** start Supplied information **

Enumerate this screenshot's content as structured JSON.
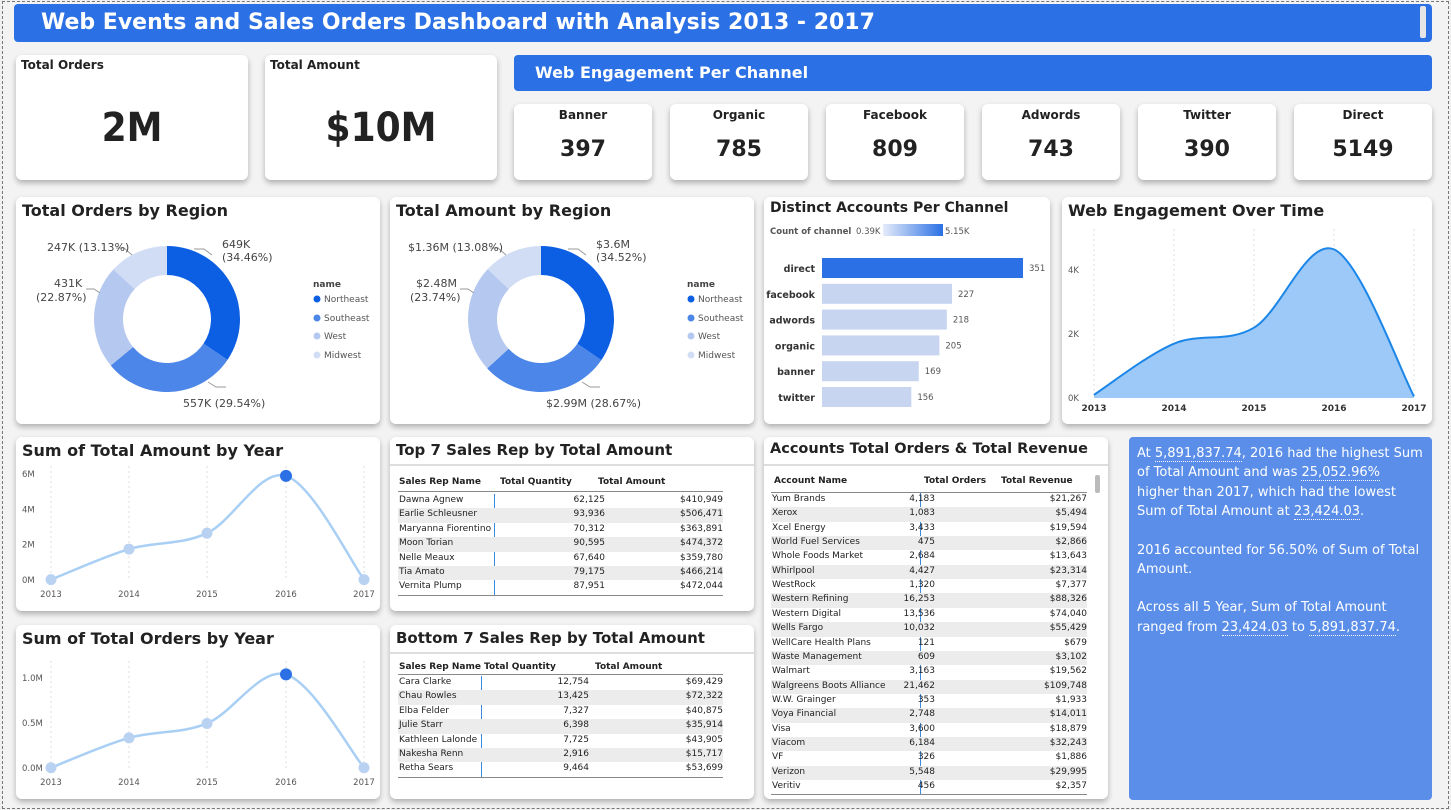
{
  "title": "Web Events and Sales Orders Dashboard with Analysis 2013 - 2017",
  "kpis": {
    "orders_label": "Total Orders",
    "orders_value": "2M",
    "amount_label": "Total Amount",
    "amount_value": "$10M"
  },
  "web_engagement": {
    "title": "Web Engagement Per Channel",
    "channels": [
      {
        "label": "Banner",
        "value": "397"
      },
      {
        "label": "Organic",
        "value": "785"
      },
      {
        "label": "Facebook",
        "value": "809"
      },
      {
        "label": "Adwords",
        "value": "743"
      },
      {
        "label": "Twitter",
        "value": "390"
      },
      {
        "label": "Direct",
        "value": "5149"
      }
    ]
  },
  "colors": {
    "northeast": "#0c5ee3",
    "southeast": "#4c86e8",
    "west": "#b5c8ef",
    "midwest": "#d1ddf4",
    "accent": "#2b70e4"
  },
  "orders_by_region": {
    "title": "Total Orders by Region",
    "legend_title": "name",
    "legend": [
      "Northeast",
      "Southeast",
      "West",
      "Midwest"
    ],
    "labels": [
      {
        "v": "649K",
        "p": "(34.46%)"
      },
      {
        "v": "557K (29.54%)",
        "p": ""
      },
      {
        "v": "431K",
        "p": "(22.87%)"
      },
      {
        "v": "247K (13.13%)",
        "p": ""
      }
    ]
  },
  "amount_by_region": {
    "title": "Total Amount by Region",
    "legend_title": "name",
    "legend": [
      "Northeast",
      "Southeast",
      "West",
      "Midwest"
    ],
    "labels": [
      {
        "v": "$3.6M",
        "p": "(34.52%)"
      },
      {
        "v": "$2.99M (28.67%)",
        "p": ""
      },
      {
        "v": "$2.48M",
        "p": "(23.74%)"
      },
      {
        "v": "$1.36M (13.08%)",
        "p": ""
      }
    ]
  },
  "accounts_per_channel": {
    "title": "Distinct Accounts Per Channel",
    "legend_label": "Count of channel",
    "legend_min": "0.39K",
    "legend_max": "5.15K"
  },
  "web_over_time_title": "Web Engagement Over Time",
  "amount_by_year_title": "Sum of Total Amount by Year",
  "orders_by_year_title": "Sum of Total Orders by Year",
  "chart_data": [
    {
      "type": "pie",
      "title": "Total Orders by Region",
      "categories": [
        "Northeast",
        "Southeast",
        "West",
        "Midwest"
      ],
      "values": [
        649000,
        557000,
        431000,
        247000
      ],
      "percents": [
        34.46,
        29.54,
        22.87,
        13.13
      ],
      "legend_position": "right"
    },
    {
      "type": "pie",
      "title": "Total Amount by Region",
      "categories": [
        "Northeast",
        "Southeast",
        "West",
        "Midwest"
      ],
      "values": [
        3600000,
        2990000,
        2480000,
        1360000
      ],
      "percents": [
        34.52,
        28.67,
        23.74,
        13.08
      ],
      "legend_position": "right"
    },
    {
      "type": "bar",
      "title": "Distinct Accounts Per Channel",
      "categories": [
        "direct",
        "facebook",
        "adwords",
        "organic",
        "banner",
        "twitter"
      ],
      "values": [
        351,
        227,
        218,
        205,
        169,
        156
      ],
      "orientation": "horizontal"
    },
    {
      "type": "area",
      "title": "Web Engagement Over Time",
      "x": [
        "2013",
        "2014",
        "2015",
        "2016",
        "2017"
      ],
      "values": [
        100,
        1700,
        2200,
        4650,
        50
      ],
      "yticks": [
        "0K",
        "2K",
        "4K"
      ],
      "ylim": [
        0,
        5100
      ]
    },
    {
      "type": "line",
      "title": "Sum of Total Amount by Year",
      "x": [
        "2013",
        "2014",
        "2015",
        "2016",
        "2017"
      ],
      "values": [
        23000,
        1750000,
        2650000,
        5891837.74,
        23424.03
      ],
      "yticks": [
        "0M",
        "2M",
        "4M",
        "6M"
      ],
      "ylim": [
        0,
        6000000
      ]
    },
    {
      "type": "line",
      "title": "Sum of Total Orders by Year",
      "x": [
        "2013",
        "2014",
        "2015",
        "2016",
        "2017"
      ],
      "values": [
        3000,
        335000,
        495000,
        1040000,
        3000
      ],
      "yticks": [
        "0.0M",
        "0.5M",
        "1.0M"
      ],
      "ylim": [
        0,
        1100000
      ]
    }
  ],
  "top7": {
    "title": "Top 7 Sales Rep by Total Amount",
    "columns": [
      "Sales Rep Name",
      "Total Quantity",
      "Total Amount"
    ],
    "rows": [
      [
        "Dawna Agnew",
        "62,125",
        "$410,949"
      ],
      [
        "Earlie Schleusner",
        "93,936",
        "$506,471"
      ],
      [
        "Maryanna Fiorentino",
        "70,312",
        "$363,891"
      ],
      [
        "Moon Torian",
        "90,595",
        "$474,372"
      ],
      [
        "Nelle Meaux",
        "67,640",
        "$359,780"
      ],
      [
        "Tia Amato",
        "79,175",
        "$466,214"
      ],
      [
        "Vernita Plump",
        "87,951",
        "$472,044"
      ]
    ]
  },
  "bottom7": {
    "title": "Bottom 7 Sales Rep by Total Amount",
    "columns": [
      "Sales Rep Name",
      "Total Quantity",
      "Total Amount"
    ],
    "rows": [
      [
        "Cara Clarke",
        "12,754",
        "$69,429"
      ],
      [
        "Chau Rowles",
        "13,425",
        "$72,322"
      ],
      [
        "Elba Felder",
        "7,327",
        "$40,875"
      ],
      [
        "Julie Starr",
        "6,398",
        "$35,914"
      ],
      [
        "Kathleen Lalonde",
        "7,725",
        "$43,905"
      ],
      [
        "Nakesha Renn",
        "2,916",
        "$15,717"
      ],
      [
        "Retha Sears",
        "9,464",
        "$53,699"
      ]
    ]
  },
  "accounts": {
    "title": "Accounts Total Orders & Total Revenue",
    "columns": [
      "Account Name",
      "Total Orders",
      "Total Revenue"
    ],
    "rows": [
      [
        "Yum Brands",
        "4,183",
        "$21,267"
      ],
      [
        "Xerox",
        "1,083",
        "$5,494"
      ],
      [
        "Xcel Energy",
        "3,433",
        "$19,594"
      ],
      [
        "World Fuel Services",
        "475",
        "$2,866"
      ],
      [
        "Whole Foods Market",
        "2,684",
        "$13,643"
      ],
      [
        "Whirlpool",
        "4,427",
        "$23,314"
      ],
      [
        "WestRock",
        "1,320",
        "$7,377"
      ],
      [
        "Western Refining",
        "16,253",
        "$88,326"
      ],
      [
        "Western Digital",
        "13,536",
        "$74,040"
      ],
      [
        "Wells Fargo",
        "10,032",
        "$55,429"
      ],
      [
        "WellCare Health Plans",
        "121",
        "$679"
      ],
      [
        "Waste Management",
        "609",
        "$3,102"
      ],
      [
        "Walmart",
        "3,163",
        "$19,562"
      ],
      [
        "Walgreens Boots Alliance",
        "21,462",
        "$109,748"
      ],
      [
        "W.W. Grainger",
        "353",
        "$1,933"
      ],
      [
        "Voya Financial",
        "2,748",
        "$14,011"
      ],
      [
        "Visa",
        "3,600",
        "$18,879"
      ],
      [
        "Viacom",
        "6,184",
        "$32,243"
      ],
      [
        "VF",
        "326",
        "$1,886"
      ],
      [
        "Verizon",
        "5,548",
        "$29,995"
      ],
      [
        "Veritiv",
        "456",
        "$2,357"
      ]
    ]
  },
  "insight": {
    "p1a": "At ",
    "p1b": "5,891,837.74",
    "p1c": ", 2016 had the highest Sum of Total Amount and was ",
    "p1d": "25,052.96%",
    "p1e": " higher than 2017, which had the lowest Sum of Total Amount at ",
    "p1f": "23,424.03",
    "p1g": ".",
    "p2": "2016 accounted for 56.50% of Sum of Total Amount.",
    "p3a": "Across all 5 Year, Sum of Total Amount ranged from ",
    "p3b": "23,424.03",
    "p3c": " to ",
    "p3d": "5,891,837.74",
    "p3e": "."
  }
}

** end Supplied information **

**Stated goal**
State how many lines of the material contain the string "Time", with no other words.

**Answer to the exercise**
2